**TEXT PROVIDED:**
+-------+

We needed the ability to roll back changes, and perform some sort of code review of the configurations before implementation.

And lastly, for our production environment, we wanted to insert some approval process, so that we get approval before we roll changes out to production.

The first iteration

Our initial implementation started in about November of 2018. That month we spent a week or 2 to implement the Consul and Vault architecture, then we proceeded on building the processes for configuration and secrets management.

Then we spent time socializing those processes across the organization. That took a little while.

Since then it's been onboarding the applications into our process and into our architecture. And of course the team continues to go through the continuous improvement process of identifying the challenges, finding the value, defining the path, and walking the path.

This slide show’s an overview of our Consul architecture. Pretty simple.

We used the open-source version of Consul, version 1.4.2. We have 2 datacenters and a single Consul cluster that spans both those datacenters, so we have Consul servers in both Datacenter 1 and 2.

We have a global entry point that's load-balanced between the 2 datacenters, so any communication coming in can either go to Datacenter 1 or Datacenter 2, and hit Consul servers in either datacenter. So if we're doing maintenance work in Datacenter 1, or there are network issues, we still have that single path from application instances to Consul.

The same architecture applies with Vault. We use the open-source version, 0.11.2. Again, 2 datacenters. We have a single Consul cluster backend; it's for the database for Vault.

We have Vault servers in Datacenter 1 and Vault servers in Datacenter 2, in the active standby, and a single point of entry globally that's load-balanced between both datacenters so that we always have that single point of access to Vault, so applications can get their secrets.

Defining a naming convention

Once we built out the architecture, we had to define a consistent configuration-structure naming convention. This is the language that we communicate to all the teams: "When you're going to create key-values, your application's going to use these key-values. What paths do I access these on?"

We came up with a standard that was consistent across all the teams. In Consul, the KV store endpoints are referenced by a keypath, and for configurations across applications, we decided to use a keypath that starts with /default. These keys are referenced by any application, so any keys along this path, any application has access to them.

+-------+

**SOURCE DATA:**
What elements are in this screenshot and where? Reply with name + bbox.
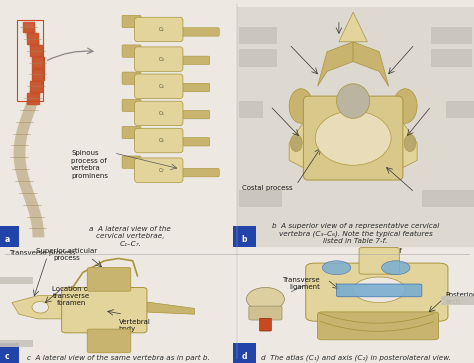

+-------+

**PROBLEMS AND TASKS:**
a) In the text about the Consul and Vault setup, why is the global entry point load-balanced between the two datacenters? Answer in one to three sentences.
b) According to the text about the Consul and Vault setup, which steps make up the team's continuous improvement process?

**EXPECTED RESULTS:**
a) Incoming communication can then reach Consul servers in either Datacenter 1 or Datacenter 2. If Datacenter 1 is under maintenance or has network issues, application instances still have a single path to Consul.

b)
- Identifying the challenges
- Finding the value
- Defining the path
- Walking the path